EXERCISE PROMPT: What follows is a set of records; repeat all of them exactly.

'''

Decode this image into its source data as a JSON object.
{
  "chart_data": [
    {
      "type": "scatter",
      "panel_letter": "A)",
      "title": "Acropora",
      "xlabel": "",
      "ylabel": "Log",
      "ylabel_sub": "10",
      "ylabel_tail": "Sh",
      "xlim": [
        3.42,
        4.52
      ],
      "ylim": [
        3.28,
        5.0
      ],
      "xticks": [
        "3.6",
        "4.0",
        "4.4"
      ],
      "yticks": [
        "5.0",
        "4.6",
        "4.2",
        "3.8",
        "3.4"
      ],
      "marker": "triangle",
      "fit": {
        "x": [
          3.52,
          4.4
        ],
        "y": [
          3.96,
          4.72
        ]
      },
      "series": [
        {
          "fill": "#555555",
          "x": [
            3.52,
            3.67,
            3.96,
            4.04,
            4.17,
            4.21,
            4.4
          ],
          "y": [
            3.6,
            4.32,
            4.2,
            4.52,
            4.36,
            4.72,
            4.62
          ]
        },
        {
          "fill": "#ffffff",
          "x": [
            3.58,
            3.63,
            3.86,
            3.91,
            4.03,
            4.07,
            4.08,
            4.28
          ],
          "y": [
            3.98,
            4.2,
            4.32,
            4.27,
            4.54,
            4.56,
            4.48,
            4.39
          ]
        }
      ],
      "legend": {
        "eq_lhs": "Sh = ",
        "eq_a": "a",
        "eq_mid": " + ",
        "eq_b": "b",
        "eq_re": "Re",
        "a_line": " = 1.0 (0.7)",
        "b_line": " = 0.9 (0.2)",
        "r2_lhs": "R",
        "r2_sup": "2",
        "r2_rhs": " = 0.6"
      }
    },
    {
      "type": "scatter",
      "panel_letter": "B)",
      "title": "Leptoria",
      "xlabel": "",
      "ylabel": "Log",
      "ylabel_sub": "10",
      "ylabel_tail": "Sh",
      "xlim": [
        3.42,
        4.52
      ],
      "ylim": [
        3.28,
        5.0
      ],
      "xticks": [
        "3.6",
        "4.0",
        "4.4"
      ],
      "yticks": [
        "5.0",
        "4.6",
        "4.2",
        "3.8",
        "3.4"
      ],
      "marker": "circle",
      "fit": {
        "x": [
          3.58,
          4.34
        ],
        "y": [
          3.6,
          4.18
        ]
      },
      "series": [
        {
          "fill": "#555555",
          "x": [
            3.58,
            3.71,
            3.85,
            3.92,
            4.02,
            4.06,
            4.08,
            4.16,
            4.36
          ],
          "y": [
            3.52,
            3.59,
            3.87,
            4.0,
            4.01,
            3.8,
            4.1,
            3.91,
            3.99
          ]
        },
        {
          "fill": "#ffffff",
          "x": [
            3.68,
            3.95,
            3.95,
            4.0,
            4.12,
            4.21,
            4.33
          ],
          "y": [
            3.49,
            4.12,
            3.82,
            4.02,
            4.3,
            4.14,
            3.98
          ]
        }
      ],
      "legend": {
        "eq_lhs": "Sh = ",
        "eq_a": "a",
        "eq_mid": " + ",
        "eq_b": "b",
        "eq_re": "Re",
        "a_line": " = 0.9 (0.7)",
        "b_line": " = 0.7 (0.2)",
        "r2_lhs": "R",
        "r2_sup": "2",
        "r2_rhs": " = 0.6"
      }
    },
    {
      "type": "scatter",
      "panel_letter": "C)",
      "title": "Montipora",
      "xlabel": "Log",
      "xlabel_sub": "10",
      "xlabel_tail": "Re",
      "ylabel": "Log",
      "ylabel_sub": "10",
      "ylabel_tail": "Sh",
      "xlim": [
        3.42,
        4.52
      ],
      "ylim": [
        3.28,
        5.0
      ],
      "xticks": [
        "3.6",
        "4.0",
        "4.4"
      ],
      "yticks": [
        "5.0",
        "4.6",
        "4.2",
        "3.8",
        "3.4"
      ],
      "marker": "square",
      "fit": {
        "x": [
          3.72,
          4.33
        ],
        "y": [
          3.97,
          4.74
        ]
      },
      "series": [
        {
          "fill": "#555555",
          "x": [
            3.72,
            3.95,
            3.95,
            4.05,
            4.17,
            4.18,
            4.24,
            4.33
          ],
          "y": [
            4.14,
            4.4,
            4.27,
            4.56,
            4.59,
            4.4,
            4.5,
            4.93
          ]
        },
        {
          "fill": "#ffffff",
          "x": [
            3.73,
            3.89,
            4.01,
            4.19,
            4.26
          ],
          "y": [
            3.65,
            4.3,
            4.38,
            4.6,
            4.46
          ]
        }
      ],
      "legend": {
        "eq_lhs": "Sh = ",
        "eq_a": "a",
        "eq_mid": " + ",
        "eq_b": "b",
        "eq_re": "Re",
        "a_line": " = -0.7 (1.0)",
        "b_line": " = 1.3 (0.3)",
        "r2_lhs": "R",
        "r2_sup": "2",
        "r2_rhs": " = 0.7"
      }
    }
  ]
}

'''

THE ANSWER:
Decode this image into its source data as a JSON object.
{
  "chart_data": [
    {
      "type": "scatter",
      "panel_letter": "A)",
      "title": "Acropora",
      "xlabel": "",
      "ylabel": "Log",
      "ylabel_sub": "10",
      "ylabel_tail": "Sh",
      "xlim": [
        3.42,
        4.52
      ],
      "ylim": [
        3.28,
        5.0
      ],
      "xticks": [
        "3.6",
        "4.0",
        "4.4"
      ],
      "yticks": [
        "5.0",
        "4.6",
        "4.2",
        "3.8",
        "3.4"
      ],
      "marker": "triangle",
      "fit": {
        "x": [
          3.52,
          4.4
        ],
        "y": [
          3.96,
          4.72
        ]
      },
      "series": [
        {
          "fill": "#555555",
          "x": [
            3.52,
            3.67,
            3.96,
            4.04,
            4.17,
            4.21,
            4.4
          ],
          "y": [
            3.6,
            4.32,
            4.2,
            4.52,
            4.36,
            4.72,
            4.62
          ]
        },
        {
          "fill": "#ffffff",
          "x": [
            3.58,
            3.63,
            3.86,
            3.91,
            4.03,
            4.07,
            4.08,
            4.28
          ],
          "y": [
            3.98,
            4.2,
            4.32,
            4.27,
            4.54,
            4.56,
            4.48,
            4.39
          ]
        }
      ],
      "legend": {
        "eq_lhs": "Sh = ",
        "eq_a": "a",
        "eq_mid": " + ",
        "eq_b": "b",
        "eq_re": "Re",
        "a_line": " = 1.0 (0.7)",
        "b_line": " = 0.9 (0.2)",
        "r2_lhs": "R",
        "r2_sup": "2",
        "r2_rhs": " = 0.6"
      }
    },
    {
      "type": "scatter",
      "panel_letter": "B)",
      "title": "Leptoria",
      "xlabel": "",
      "ylabel": "Log",
      "ylabel_sub": "10",
      "ylabel_tail": "Sh",
      "xlim": [
        3.42,
        4.52
      ],
      "ylim": [
        3.28,
        5.0
      ],
      "xticks": [
        "3.6",
        "4.0",
        "4.4"
      ],
      "yticks": [
        "5.0",
        "4.6",
        "4.2",
        "3.8",
        "3.4"
      ],
      "marker": "circle",
      "fit": {
        "x": [
          3.58,
          4.34
        ],
        "y": [
          3.6,
          4.18
        ]
      },
      "series": [
        {
          "fill": "#555555",
          "x": [
            3.58,
            3.71,
            3.85,
            3.92,
            4.02,
            4.06,
            4.08,
            4.16,
            4.36
          ],
          "y": [
            3.52,
            3.59,
            3.87,
            4.0,
            4.01,
            3.8,
            4.1,
            3.91,
            3.99
          ]
        },
        {
          "fill": "#ffffff",
          "x": [
            3.68,
            3.95,
            3.95,
            4.0,
            4.12,
            4.21,
            4.33
          ],
          "y": [
            3.49,
            4.12,
            3.82,
            4.02,
            4.3,
            4.14,
            3.98
          ]
        }
      ],
      "legend": {
        "eq_lhs": "Sh = ",
        "eq_a": "a",
        "eq_mid": " + ",
        "eq_b": "b",
        "eq_re": "Re",
        "a_line": " = 0.9 (0.7)",
        "b_line": " = 0.7 (0.2)",
        "r2_lhs": "R",
        "r2_sup": "2",
        "r2_rhs": " = 0.6"
      }
    },
    {
      "type": "scatter",
      "panel_letter": "C)",
      "title": "Montipora",
      "xlabel": "Log",
      "xlabel_sub": "10",
      "xlabel_tail": "Re",
      "ylabel": "Log",
      "ylabel_sub": "10",
      "ylabel_tail": "Sh",
      "xlim": [
        3.42,
        4.52
      ],
      "ylim": [
        3.28,
        5.0
      ],
      "xticks": [
        "3.6",
        "4.0",
        "4.4"
      ],
      "yticks": [
        "5.0",
        "4.6",
        "4.2",
        "3.8",
        "3.4"
      ],
      "marker": "square",
      "fit": {
        "x": [
          3.72,
          4.33
        ],
        "y": [
          3.97,
          4.74
        ]
      },
      "series": [
        {
          "fill": "#555555",
          "x": [
            3.72,
            3.95,
            3.95,
            4.05,
            4.17,
            4.18,
            4.24,
            4.33
          ],
          "y": [
            4.14,
            4.4,
            4.27,
            4.56,
            4.59,
            4.4,
            4.5,
            4.93
          ]
        },
        {
          "fill": "#ffffff",
          "x": [
            3.73,
            3.89,
            4.01,
            4.19,
            4.26
          ],
          "y": [
            3.65,
            4.3,
            4.38,
            4.6,
            4.46
          ]
        }
      ],
      "legend": {
        "eq_lhs": "Sh = ",
        "eq_a": "a",
        "eq_mid": " + ",
        "eq_b": "b",
        "eq_re": "Re",
        "a_line": " = -0.7 (1.0)",
        "b_line": " = 1.3 (0.3)",
        "r2_lhs": "R",
        "r2_sup": "2",
        "r2_rhs": " = 0.7"
      }
    }
  ]
}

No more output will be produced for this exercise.